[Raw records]
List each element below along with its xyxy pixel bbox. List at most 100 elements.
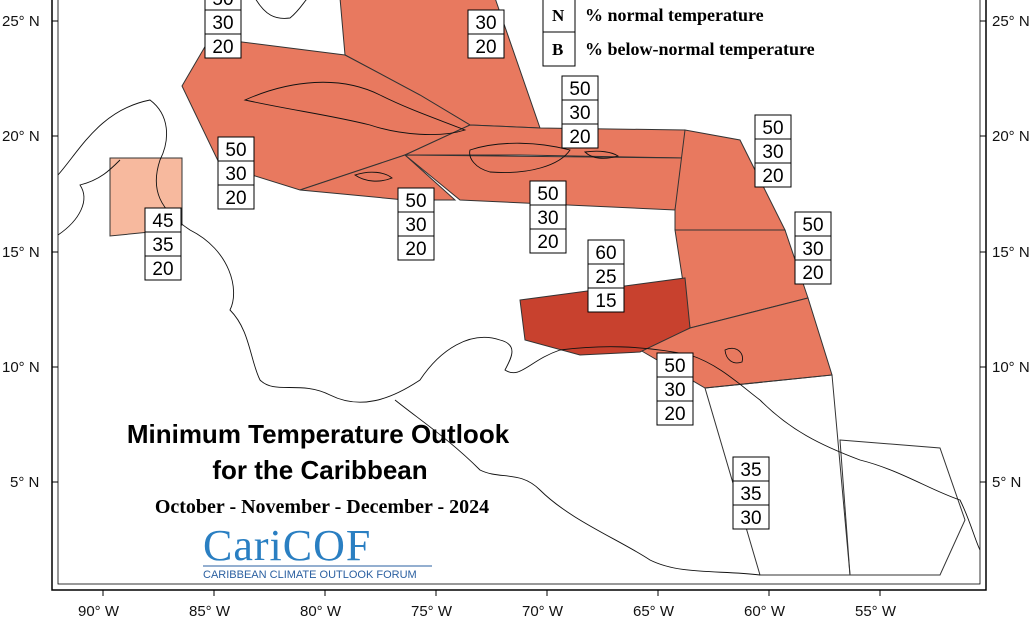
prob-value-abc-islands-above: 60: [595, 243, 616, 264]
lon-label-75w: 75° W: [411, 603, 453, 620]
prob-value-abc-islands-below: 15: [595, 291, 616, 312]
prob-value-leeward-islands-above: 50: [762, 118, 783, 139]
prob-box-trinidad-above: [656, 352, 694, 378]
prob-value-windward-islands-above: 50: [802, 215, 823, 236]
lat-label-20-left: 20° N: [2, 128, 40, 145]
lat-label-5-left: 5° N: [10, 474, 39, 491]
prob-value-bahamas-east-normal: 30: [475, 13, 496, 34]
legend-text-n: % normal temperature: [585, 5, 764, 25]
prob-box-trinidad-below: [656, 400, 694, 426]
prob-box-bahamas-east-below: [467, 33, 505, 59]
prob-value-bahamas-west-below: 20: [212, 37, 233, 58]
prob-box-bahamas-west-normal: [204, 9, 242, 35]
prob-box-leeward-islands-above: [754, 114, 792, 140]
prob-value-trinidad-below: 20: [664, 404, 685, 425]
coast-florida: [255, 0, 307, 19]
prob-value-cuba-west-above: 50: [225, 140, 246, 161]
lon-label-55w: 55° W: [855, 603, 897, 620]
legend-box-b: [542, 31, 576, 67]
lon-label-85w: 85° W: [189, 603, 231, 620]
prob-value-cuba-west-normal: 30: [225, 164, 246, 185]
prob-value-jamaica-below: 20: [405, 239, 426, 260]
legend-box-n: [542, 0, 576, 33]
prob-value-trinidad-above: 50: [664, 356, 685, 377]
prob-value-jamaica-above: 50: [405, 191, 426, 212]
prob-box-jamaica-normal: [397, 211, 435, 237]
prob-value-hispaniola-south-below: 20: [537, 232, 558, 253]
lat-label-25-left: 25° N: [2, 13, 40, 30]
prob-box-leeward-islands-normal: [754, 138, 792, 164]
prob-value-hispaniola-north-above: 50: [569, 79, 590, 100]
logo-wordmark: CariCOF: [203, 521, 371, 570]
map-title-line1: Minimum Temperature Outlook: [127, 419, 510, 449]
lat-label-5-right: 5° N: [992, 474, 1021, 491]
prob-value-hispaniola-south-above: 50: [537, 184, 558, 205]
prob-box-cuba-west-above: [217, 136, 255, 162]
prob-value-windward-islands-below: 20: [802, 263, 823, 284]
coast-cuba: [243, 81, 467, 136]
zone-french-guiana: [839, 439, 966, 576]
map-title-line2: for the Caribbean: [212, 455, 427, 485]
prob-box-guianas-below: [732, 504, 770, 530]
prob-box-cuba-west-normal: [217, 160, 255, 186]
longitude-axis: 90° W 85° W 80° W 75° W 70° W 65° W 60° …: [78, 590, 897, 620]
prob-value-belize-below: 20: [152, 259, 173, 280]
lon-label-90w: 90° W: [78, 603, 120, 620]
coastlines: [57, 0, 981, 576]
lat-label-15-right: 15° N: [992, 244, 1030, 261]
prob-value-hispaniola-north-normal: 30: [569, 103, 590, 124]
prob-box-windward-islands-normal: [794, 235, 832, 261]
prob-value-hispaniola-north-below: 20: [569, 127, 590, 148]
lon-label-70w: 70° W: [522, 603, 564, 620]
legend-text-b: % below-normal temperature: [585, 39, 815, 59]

### Task objective
Write out every line of the data above word for word, from start to finish. Leave the picture out.

### Exercise output
List each element below along with its xyxy pixel bbox. List at most 100 elements.
prob-value-abc-islands-above: 60: [595, 243, 616, 264]
lon-label-75w: 75° W: [411, 603, 453, 620]
prob-value-abc-islands-below: 15: [595, 291, 616, 312]
prob-value-leeward-islands-above: 50: [762, 118, 783, 139]
prob-box-trinidad-above: [656, 352, 694, 378]
prob-value-windward-islands-above: 50: [802, 215, 823, 236]
lat-label-20-left: 20° N: [2, 128, 40, 145]
lat-label-5-left: 5° N: [10, 474, 39, 491]
prob-value-bahamas-east-normal: 30: [475, 13, 496, 34]
legend-text-n: % normal temperature: [585, 5, 764, 25]
prob-box-trinidad-below: [656, 400, 694, 426]
prob-box-bahamas-east-below: [467, 33, 505, 59]
prob-value-bahamas-west-below: 20: [212, 37, 233, 58]
prob-box-bahamas-west-normal: [204, 9, 242, 35]
prob-box-leeward-islands-above: [754, 114, 792, 140]
prob-value-trinidad-below: 20: [664, 404, 685, 425]
coast-florida: [255, 0, 307, 19]
prob-value-cuba-west-above: 50: [225, 140, 246, 161]
lon-label-55w: 55° W: [855, 603, 897, 620]
legend-box-b: [542, 31, 576, 67]
lon-label-85w: 85° W: [189, 603, 231, 620]
prob-value-cuba-west-normal: 30: [225, 164, 246, 185]
prob-value-jamaica-below: 20: [405, 239, 426, 260]
legend-box-n: [542, 0, 576, 33]
prob-value-trinidad-above: 50: [664, 356, 685, 377]
prob-value-jamaica-above: 50: [405, 191, 426, 212]
prob-box-jamaica-normal: [397, 211, 435, 237]
prob-value-hispaniola-south-below: 20: [537, 232, 558, 253]
lat-label-25-left: 25° N: [2, 13, 40, 30]
prob-box-leeward-islands-normal: [754, 138, 792, 164]
prob-value-hispaniola-north-above: 50: [569, 79, 590, 100]
logo-wordmark: CariCOF: [203, 521, 371, 570]
map-title-line1: Minimum Temperature Outlook: [127, 419, 510, 449]
lat-label-5-right: 5° N: [992, 474, 1021, 491]
prob-value-hispaniola-south-above: 50: [537, 184, 558, 205]
prob-box-cuba-west-above: [217, 136, 255, 162]
prob-value-windward-islands-below: 20: [802, 263, 823, 284]
coast-cuba: [243, 81, 467, 136]
zone-french-guiana: [839, 439, 966, 576]
map-title-line2: for the Caribbean: [212, 455, 427, 485]
prob-box-guianas-below: [732, 504, 770, 530]
prob-box-cuba-west-normal: [217, 160, 255, 186]
longitude-axis: 90° W 85° W 80° W 75° W 70° W 65° W 60° …: [78, 590, 897, 620]
prob-value-belize-below: 20: [152, 259, 173, 280]
lon-label-90w: 90° W: [78, 603, 120, 620]
coastlines: [57, 0, 981, 576]
lat-label-15-right: 15° N: [992, 244, 1030, 261]
prob-value-hispaniola-north-normal: 30: [569, 103, 590, 124]
prob-box-windward-islands-normal: [794, 235, 832, 261]
prob-value-hispaniola-north-below: 20: [569, 127, 590, 148]
lon-label-70w: 70° W: [522, 603, 564, 620]
legend-text-b: % below-normal temperature: [585, 39, 815, 59]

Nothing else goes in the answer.